LLamaContextParams
Namespace: LLama.Native
A C# representation of the llama.cpp llama_context_params
struct
public struct LLamaContextParams
Inheritance Object → ValueType → LLamaContextParams
Fields
seed
RNG seed, -1 for random
public int seed;
n_ctx
text context
public int n_ctx;
n_batch
prompt processing batch size
public int n_batch;
n_gpu_layers
number of layers to store in VRAM
public int n_gpu_layers;
main_gpu
the GPU that is used for scratch and small tensors
public int main_gpu;
tensor_split
how to split layers across multiple GPUs
public IntPtr tensor_split;
rope_freq_base
ref: https://github.com/ggerganov/llama.cpp/pull/2054 RoPE base frequency
public float rope_freq_base;
rope_freq_scale
ref: https://github.com/ggerganov/llama.cpp/pull/2054 RoPE frequency scaling factor
public float rope_freq_scale;
progress_callback
called with a progress value between 0 and 1, pass NULL to disable
public IntPtr progress_callback;
progress_callback_user_data
context pointer passed to the progress callback
public IntPtr progress_callback_user_data;
Properties
low_vram
if true, reduce VRAM usage at the cost of performance
public bool low_vram { get; set; }
Property Value
mul_mat_q
if true, use experimental mul_mat_q kernels
public bool mul_mat_q { get; set; }
Property Value
f16_kv
use fp16 for KV cache
public bool f16_kv { get; set; }
Property Value
logits_all
the llama_eval() call computes all logits, not just the last one
public bool logits_all { get; set; }
Property Value
vocab_only
only load the vocabulary, no weights
public bool vocab_only { get; set; }
Property Value
use_mmap
use mmap if possible
public bool use_mmap { get; set; }
Property Value
use_mlock
force system to keep model in RAM
public bool use_mlock { get; set; }
Property Value
embedding
embedding mode only
public bool embedding { get; set; }

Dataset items
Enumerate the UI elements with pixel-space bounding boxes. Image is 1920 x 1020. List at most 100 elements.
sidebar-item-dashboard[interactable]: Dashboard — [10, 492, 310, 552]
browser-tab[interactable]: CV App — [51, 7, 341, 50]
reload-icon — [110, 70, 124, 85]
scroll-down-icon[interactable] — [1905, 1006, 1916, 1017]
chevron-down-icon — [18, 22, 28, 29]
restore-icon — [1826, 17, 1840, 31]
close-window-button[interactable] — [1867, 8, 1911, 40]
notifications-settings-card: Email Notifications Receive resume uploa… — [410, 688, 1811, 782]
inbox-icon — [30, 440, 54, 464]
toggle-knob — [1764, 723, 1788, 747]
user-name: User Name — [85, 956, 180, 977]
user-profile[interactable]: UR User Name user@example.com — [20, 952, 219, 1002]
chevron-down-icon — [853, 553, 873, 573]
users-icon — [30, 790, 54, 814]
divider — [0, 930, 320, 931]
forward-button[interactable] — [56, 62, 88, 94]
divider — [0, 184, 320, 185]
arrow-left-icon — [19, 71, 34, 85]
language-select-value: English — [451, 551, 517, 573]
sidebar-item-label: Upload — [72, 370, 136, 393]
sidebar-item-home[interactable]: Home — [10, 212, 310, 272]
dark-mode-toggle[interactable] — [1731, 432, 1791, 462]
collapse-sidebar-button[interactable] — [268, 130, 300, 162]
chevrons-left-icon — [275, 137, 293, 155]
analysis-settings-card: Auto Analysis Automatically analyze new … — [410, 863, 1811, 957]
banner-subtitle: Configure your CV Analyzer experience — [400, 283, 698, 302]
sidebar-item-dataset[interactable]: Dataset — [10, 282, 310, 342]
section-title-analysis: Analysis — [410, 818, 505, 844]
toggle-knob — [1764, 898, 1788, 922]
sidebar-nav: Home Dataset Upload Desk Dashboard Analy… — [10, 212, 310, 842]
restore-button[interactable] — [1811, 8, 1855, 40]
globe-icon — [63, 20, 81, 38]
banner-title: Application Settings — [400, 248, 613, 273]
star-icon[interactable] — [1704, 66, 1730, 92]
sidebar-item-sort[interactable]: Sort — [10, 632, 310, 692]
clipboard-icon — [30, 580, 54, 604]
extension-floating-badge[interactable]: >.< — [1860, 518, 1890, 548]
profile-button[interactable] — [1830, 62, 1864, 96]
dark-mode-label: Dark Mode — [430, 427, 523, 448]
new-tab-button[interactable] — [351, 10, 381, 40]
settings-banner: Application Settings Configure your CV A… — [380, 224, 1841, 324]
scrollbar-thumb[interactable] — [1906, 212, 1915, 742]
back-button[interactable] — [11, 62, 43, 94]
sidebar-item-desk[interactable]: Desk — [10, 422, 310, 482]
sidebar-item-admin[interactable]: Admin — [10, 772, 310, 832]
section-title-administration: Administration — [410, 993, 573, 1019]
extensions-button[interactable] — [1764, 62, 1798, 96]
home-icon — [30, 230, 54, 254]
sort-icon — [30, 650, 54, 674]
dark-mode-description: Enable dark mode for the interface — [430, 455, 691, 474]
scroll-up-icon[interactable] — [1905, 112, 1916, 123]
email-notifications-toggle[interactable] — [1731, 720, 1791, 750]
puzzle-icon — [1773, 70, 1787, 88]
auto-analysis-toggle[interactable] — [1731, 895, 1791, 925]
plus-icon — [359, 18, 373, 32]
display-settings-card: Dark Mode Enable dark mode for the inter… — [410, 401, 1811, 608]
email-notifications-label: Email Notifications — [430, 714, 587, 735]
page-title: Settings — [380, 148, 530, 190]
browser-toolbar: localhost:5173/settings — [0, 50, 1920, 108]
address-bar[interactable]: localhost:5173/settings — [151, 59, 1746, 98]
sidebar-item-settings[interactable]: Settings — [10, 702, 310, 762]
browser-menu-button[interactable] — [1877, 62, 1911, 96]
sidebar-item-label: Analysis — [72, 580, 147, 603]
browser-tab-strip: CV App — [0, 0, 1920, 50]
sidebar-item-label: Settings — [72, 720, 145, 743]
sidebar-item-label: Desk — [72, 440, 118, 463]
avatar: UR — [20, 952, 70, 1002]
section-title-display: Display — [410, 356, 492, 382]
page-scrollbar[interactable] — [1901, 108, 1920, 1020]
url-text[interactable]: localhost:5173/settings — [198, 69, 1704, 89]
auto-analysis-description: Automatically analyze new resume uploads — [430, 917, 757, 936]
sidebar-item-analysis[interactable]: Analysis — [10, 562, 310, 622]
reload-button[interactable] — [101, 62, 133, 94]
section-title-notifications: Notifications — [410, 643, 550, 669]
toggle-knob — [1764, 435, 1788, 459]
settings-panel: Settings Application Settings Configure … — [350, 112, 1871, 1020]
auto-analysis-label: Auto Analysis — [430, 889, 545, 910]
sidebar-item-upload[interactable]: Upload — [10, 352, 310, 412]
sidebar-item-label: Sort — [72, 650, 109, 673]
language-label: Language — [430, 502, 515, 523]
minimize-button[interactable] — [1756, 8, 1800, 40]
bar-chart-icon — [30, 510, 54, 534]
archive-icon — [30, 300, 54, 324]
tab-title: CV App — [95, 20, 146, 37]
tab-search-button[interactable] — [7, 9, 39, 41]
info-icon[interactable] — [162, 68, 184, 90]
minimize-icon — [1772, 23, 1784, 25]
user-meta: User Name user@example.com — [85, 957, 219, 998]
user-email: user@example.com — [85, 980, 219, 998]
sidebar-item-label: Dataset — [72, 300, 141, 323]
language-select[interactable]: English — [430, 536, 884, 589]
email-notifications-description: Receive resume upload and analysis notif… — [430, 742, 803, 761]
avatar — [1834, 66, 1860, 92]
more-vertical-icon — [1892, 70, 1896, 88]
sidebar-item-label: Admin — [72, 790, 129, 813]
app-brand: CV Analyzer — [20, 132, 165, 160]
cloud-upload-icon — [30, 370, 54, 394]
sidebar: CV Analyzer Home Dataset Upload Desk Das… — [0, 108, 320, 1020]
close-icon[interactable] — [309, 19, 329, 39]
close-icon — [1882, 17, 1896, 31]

EXERCISE TASKS >>
1 - Using the LLamaContextParams reference, decide whether each statement agrees with it. Answer yes or no, and quote the words that settle it.
(a) Setting seed to -1 gives a random seed.
(b) The tensor_split field is declared as a float.
(c) The use_mlock property forces the system to keep the model in RAM.
2 - Answer these from the LLamaContextParams reference:
(a) Which namespace holds the struct?
(b) What does the vocab_only property load?
(c) What range does the progress value passed to progress_callback fall in?
These rows were drawn from a separate source.

RESPONSES FOR EACH TASK >>
1 -
(a) Yes: "RNG seed, -1 for random"
(b) No: "public IntPtr tensor_split;"
(c) Yes: "force system to keep model in RAM"

2 -
(a) LLama.Native
(b) Only the vocabulary, with no weights.
(c) Between 0 and 1.